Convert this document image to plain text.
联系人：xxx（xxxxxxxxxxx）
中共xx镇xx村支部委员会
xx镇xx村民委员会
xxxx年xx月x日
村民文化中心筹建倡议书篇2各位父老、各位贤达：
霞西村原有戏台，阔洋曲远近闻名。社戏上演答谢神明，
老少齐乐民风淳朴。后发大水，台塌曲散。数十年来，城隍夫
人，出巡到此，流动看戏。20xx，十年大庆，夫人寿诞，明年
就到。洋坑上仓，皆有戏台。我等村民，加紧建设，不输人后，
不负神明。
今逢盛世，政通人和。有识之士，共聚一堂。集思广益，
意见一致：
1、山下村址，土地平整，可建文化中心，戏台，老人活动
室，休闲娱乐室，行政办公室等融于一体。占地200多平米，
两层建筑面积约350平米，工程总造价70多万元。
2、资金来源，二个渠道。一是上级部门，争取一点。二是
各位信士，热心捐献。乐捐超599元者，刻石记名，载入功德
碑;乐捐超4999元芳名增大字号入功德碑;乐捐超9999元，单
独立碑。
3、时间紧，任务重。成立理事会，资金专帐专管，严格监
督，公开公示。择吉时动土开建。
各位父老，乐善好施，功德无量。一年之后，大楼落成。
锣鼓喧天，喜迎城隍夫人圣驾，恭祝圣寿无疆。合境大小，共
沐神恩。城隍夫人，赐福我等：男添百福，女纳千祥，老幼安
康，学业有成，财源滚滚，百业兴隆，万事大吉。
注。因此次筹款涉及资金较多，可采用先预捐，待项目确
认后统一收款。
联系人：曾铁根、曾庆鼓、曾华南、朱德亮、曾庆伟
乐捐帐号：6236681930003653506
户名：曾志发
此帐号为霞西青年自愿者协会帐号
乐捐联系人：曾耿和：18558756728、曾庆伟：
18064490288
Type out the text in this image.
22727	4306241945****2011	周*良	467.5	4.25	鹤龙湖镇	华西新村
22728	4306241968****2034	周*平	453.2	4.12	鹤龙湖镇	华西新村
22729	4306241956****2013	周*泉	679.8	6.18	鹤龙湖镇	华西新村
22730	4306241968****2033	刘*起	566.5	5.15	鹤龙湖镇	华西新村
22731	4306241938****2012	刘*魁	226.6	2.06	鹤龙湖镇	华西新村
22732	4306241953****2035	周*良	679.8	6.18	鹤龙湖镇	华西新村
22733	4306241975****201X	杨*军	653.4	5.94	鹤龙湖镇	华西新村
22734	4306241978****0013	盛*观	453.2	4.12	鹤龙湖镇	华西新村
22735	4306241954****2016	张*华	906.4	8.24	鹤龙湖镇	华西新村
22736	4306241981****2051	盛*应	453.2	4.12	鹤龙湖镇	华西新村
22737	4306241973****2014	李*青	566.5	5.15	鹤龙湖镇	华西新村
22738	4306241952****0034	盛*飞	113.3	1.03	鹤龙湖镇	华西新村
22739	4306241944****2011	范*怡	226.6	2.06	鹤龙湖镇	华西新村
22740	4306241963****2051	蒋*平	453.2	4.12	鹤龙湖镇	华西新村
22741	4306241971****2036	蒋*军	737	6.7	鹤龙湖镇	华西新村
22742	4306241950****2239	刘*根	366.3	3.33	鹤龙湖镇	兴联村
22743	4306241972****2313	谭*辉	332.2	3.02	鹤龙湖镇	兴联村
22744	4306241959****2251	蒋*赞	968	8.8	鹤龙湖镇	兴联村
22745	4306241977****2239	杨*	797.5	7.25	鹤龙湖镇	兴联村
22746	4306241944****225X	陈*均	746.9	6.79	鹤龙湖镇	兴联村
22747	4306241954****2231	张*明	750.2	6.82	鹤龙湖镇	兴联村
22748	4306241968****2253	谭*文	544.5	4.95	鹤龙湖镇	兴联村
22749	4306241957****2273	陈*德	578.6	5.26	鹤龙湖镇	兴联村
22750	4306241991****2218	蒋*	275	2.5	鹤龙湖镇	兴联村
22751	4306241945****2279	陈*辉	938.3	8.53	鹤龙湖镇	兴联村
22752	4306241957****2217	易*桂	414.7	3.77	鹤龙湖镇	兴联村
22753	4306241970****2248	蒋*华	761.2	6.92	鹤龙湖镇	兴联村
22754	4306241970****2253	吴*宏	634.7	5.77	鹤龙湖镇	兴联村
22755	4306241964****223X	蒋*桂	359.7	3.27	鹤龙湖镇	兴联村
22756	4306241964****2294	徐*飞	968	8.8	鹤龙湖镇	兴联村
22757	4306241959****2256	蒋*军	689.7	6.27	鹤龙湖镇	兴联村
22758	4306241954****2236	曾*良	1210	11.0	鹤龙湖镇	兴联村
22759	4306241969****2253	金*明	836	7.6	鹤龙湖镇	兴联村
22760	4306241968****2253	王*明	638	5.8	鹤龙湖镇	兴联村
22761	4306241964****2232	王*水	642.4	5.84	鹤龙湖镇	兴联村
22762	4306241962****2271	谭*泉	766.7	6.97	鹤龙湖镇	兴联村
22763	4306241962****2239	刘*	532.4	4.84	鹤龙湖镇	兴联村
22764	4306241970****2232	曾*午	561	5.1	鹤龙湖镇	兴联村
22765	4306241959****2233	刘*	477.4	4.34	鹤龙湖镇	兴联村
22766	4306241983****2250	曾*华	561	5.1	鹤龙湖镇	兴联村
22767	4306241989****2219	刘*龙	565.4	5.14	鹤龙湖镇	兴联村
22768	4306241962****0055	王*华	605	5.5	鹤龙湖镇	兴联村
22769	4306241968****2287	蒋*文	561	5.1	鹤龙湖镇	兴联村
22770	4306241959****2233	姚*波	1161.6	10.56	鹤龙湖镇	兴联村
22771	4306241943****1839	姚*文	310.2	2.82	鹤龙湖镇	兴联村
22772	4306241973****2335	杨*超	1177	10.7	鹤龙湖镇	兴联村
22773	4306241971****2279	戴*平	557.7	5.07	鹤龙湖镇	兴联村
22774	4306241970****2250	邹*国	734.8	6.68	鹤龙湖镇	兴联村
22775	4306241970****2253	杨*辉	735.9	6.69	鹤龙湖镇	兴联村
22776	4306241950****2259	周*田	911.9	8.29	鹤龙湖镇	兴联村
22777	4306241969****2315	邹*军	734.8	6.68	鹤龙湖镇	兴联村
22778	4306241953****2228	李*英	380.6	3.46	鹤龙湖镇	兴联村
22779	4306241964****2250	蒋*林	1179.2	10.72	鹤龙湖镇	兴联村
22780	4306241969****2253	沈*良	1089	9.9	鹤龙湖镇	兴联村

......

Objective:
Select, from the listing, all lines that include the word "text".

Answer below:
Convert this document image to plain text.
Type out the text in this image.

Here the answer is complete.